>> begin INFORMATION SUPPLIED

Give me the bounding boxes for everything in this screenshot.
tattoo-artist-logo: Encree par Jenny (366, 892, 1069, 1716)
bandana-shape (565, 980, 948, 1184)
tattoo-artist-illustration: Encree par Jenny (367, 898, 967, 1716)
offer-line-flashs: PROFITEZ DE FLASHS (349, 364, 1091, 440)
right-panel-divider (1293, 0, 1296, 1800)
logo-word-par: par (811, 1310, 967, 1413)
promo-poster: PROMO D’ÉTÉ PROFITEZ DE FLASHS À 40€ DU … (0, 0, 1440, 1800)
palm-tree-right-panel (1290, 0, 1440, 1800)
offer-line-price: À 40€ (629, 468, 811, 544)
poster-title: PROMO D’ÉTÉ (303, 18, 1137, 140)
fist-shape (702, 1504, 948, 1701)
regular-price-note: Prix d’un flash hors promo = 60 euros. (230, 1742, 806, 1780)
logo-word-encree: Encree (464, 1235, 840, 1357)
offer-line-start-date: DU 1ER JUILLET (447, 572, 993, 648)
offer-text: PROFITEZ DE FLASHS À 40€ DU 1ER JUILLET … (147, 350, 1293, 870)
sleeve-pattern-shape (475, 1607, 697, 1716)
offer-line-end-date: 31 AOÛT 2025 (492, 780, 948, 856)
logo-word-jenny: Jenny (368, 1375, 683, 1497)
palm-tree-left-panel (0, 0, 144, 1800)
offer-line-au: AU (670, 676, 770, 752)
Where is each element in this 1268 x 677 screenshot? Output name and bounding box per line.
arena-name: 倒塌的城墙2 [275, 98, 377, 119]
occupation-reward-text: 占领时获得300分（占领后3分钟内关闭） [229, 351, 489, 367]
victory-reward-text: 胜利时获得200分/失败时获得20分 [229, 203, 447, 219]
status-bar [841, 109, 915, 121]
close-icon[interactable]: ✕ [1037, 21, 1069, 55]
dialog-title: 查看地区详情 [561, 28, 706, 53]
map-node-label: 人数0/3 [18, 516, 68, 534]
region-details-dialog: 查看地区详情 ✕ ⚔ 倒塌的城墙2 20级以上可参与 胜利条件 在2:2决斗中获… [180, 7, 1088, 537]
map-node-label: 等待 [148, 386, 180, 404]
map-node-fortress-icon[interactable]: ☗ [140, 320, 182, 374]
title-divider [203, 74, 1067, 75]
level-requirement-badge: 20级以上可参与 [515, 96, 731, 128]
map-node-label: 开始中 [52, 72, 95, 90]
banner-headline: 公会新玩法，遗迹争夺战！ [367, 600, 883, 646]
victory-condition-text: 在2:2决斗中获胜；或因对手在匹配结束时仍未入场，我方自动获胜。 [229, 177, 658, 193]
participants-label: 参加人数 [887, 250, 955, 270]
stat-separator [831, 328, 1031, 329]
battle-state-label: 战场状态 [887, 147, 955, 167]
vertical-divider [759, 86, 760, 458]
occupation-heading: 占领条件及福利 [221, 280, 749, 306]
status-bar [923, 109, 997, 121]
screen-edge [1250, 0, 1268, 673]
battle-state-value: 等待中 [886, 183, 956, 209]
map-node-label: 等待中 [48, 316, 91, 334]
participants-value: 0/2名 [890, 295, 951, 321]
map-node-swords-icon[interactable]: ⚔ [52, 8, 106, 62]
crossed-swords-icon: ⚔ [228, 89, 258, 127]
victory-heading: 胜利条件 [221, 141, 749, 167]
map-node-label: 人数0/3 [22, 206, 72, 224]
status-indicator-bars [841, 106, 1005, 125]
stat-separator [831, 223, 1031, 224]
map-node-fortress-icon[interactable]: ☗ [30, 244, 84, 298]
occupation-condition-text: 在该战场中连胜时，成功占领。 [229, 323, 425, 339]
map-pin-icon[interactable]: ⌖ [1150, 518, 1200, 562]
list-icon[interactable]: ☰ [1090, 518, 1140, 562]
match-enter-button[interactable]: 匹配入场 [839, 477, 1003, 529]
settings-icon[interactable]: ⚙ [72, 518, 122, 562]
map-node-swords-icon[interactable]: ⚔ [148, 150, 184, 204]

>> end INFORMATION SUPPLIED

- WHAT IS EXPECTED: Duplicate every line of the records above, unchanged.

- ANSWER FOR THE TASK:
Give me the bounding boxes for everything in this screenshot.
tattoo-artist-logo: Encree par Jenny (366, 892, 1069, 1716)
bandana-shape (565, 980, 948, 1184)
tattoo-artist-illustration: Encree par Jenny (367, 898, 967, 1716)
offer-line-flashs: PROFITEZ DE FLASHS (349, 364, 1091, 440)
right-panel-divider (1293, 0, 1296, 1800)
logo-word-par: par (811, 1310, 967, 1413)
promo-poster: PROMO D’ÉTÉ PROFITEZ DE FLASHS À 40€ DU … (0, 0, 1440, 1800)
palm-tree-right-panel (1290, 0, 1440, 1800)
offer-line-price: À 40€ (629, 468, 811, 544)
poster-title: PROMO D’ÉTÉ (303, 18, 1137, 140)
fist-shape (702, 1504, 948, 1701)
regular-price-note: Prix d’un flash hors promo = 60 euros. (230, 1742, 806, 1780)
logo-word-encree: Encree (464, 1235, 840, 1357)
offer-line-start-date: DU 1ER JUILLET (447, 572, 993, 648)
offer-text: PROFITEZ DE FLASHS À 40€ DU 1ER JUILLET … (147, 350, 1293, 870)
sleeve-pattern-shape (475, 1607, 697, 1716)
offer-line-end-date: 31 AOÛT 2025 (492, 780, 948, 856)
logo-word-jenny: Jenny (368, 1375, 683, 1497)
palm-tree-left-panel (0, 0, 144, 1800)
offer-line-au: AU (670, 676, 770, 752)
Where is each element in this 1268 x 677 screenshot? Output name and bounding box per line.
arena-name: 倒塌的城墙2 [275, 98, 377, 119]
occupation-reward-text: 占领时获得300分（占领后3分钟内关闭） [229, 351, 489, 367]
victory-reward-text: 胜利时获得200分/失败时获得20分 [229, 203, 447, 219]
status-bar [841, 109, 915, 121]
close-icon[interactable]: ✕ [1037, 21, 1069, 55]
dialog-title: 查看地区详情 [561, 28, 706, 53]
map-node-label: 人数0/3 [18, 516, 68, 534]
region-details-dialog: 查看地区详情 ✕ ⚔ 倒塌的城墙2 20级以上可参与 胜利条件 在2:2决斗中获… [180, 7, 1088, 537]
map-node-label: 等待 [148, 386, 180, 404]
map-node-fortress-icon[interactable]: ☗ [140, 320, 182, 374]
title-divider [203, 74, 1067, 75]
level-requirement-badge: 20级以上可参与 [515, 96, 731, 128]
map-node-label: 开始中 [52, 72, 95, 90]
banner-headline: 公会新玩法，遗迹争夺战！ [367, 600, 883, 646]
victory-condition-text: 在2:2决斗中获胜；或因对手在匹配结束时仍未入场，我方自动获胜。 [229, 177, 658, 193]
participants-label: 参加人数 [887, 250, 955, 270]
stat-separator [831, 328, 1031, 329]
battle-state-label: 战场状态 [887, 147, 955, 167]
vertical-divider [759, 86, 760, 458]
occupation-heading: 占领条件及福利 [221, 280, 749, 306]
status-bar [923, 109, 997, 121]
screen-edge [1250, 0, 1268, 673]
battle-state-value: 等待中 [886, 183, 956, 209]
map-node-label: 等待中 [48, 316, 91, 334]
participants-value: 0/2名 [890, 295, 951, 321]
map-node-swords-icon[interactable]: ⚔ [52, 8, 106, 62]
crossed-swords-icon: ⚔ [228, 89, 258, 127]
victory-heading: 胜利条件 [221, 141, 749, 167]
map-node-label: 人数0/3 [22, 206, 72, 224]
status-indicator-bars [841, 106, 1005, 125]
stat-separator [831, 223, 1031, 224]
map-node-fortress-icon[interactable]: ☗ [30, 244, 84, 298]
occupation-condition-text: 在该战场中连胜时，成功占领。 [229, 323, 425, 339]
map-pin-icon[interactable]: ⌖ [1150, 518, 1200, 562]
list-icon[interactable]: ☰ [1090, 518, 1140, 562]
match-enter-button[interactable]: 匹配入场 [839, 477, 1003, 529]
settings-icon[interactable]: ⚙ [72, 518, 122, 562]
map-node-swords-icon[interactable]: ⚔ [148, 150, 184, 204]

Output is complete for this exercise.